/---

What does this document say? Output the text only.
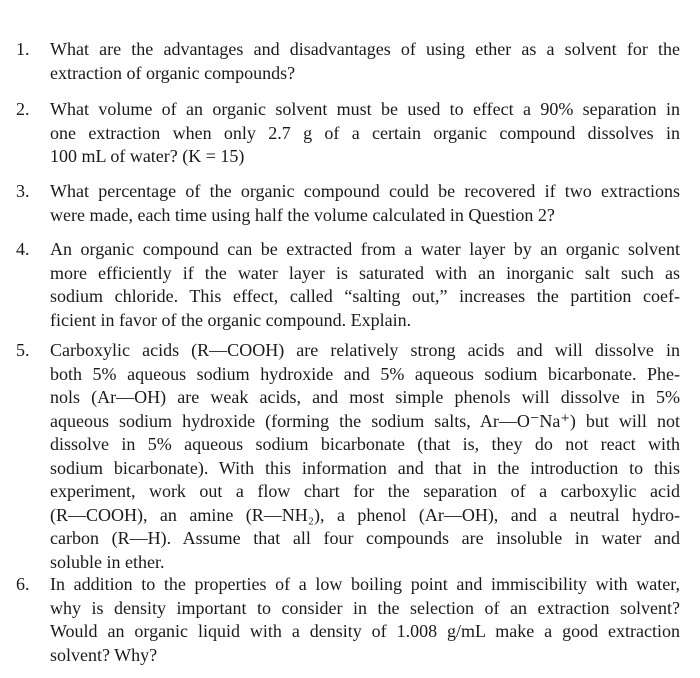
1. What are the advantages and disadvantages of using ether as a solvent for the
extraction of organic compounds?
2. What volume of an organic solvent must be used to effect a 90% separation in
one extraction when only 2.7 g of a certain organic compound dissolves in
100 mL of water? (K = 15)
3. What percentage of the organic compound could be recovered if two extractions
were made, each time using half the volume calculated in Question 2?
4. An organic compound can be extracted from a water layer by an organic solvent
more efficiently if the water layer is saturated with an inorganic salt such as
sodium chloride. This effect, called “salting out,” increases the partition coef-
ficient in favor of the organic compound. Explain.
5. Carboxylic acids (R—COOH) are relatively strong acids and will dissolve in
both 5% aqueous sodium hydroxide and 5% aqueous sodium bicarbonate. Phe-
nols (Ar—OH) are weak acids, and most simple phenols will dissolve in 5%
aqueous sodium hydroxide (forming the sodium salts, Ar—O⁻Na⁺) but will not
dissolve in 5% aqueous sodium bicarbonate (that is, they do not react with
sodium bicarbonate). With this information and that in the introduction to this
experiment, work out a flow chart for the separation of a carboxylic acid
(R—COOH), an amine (R—NH₂), a phenol (Ar—OH), and a neutral hydro-
carbon (R—H). Assume that all four compounds are insoluble in water and
soluble in ether.
6. In addition to the properties of a low boiling point and immiscibility with water,
why is density important to consider in the selection of an extraction solvent?
Would an organic liquid with a density of 1.008 g/mL make a good extraction
solvent? Why?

\---

■ Exercise directions
Collect each line of the entries that has the word "density", copying it in full.

■ Answer in full
why is density important to consider in the selection of an extraction solvent?
Would an organic liquid with a density of 1.008 g/mL make a good extraction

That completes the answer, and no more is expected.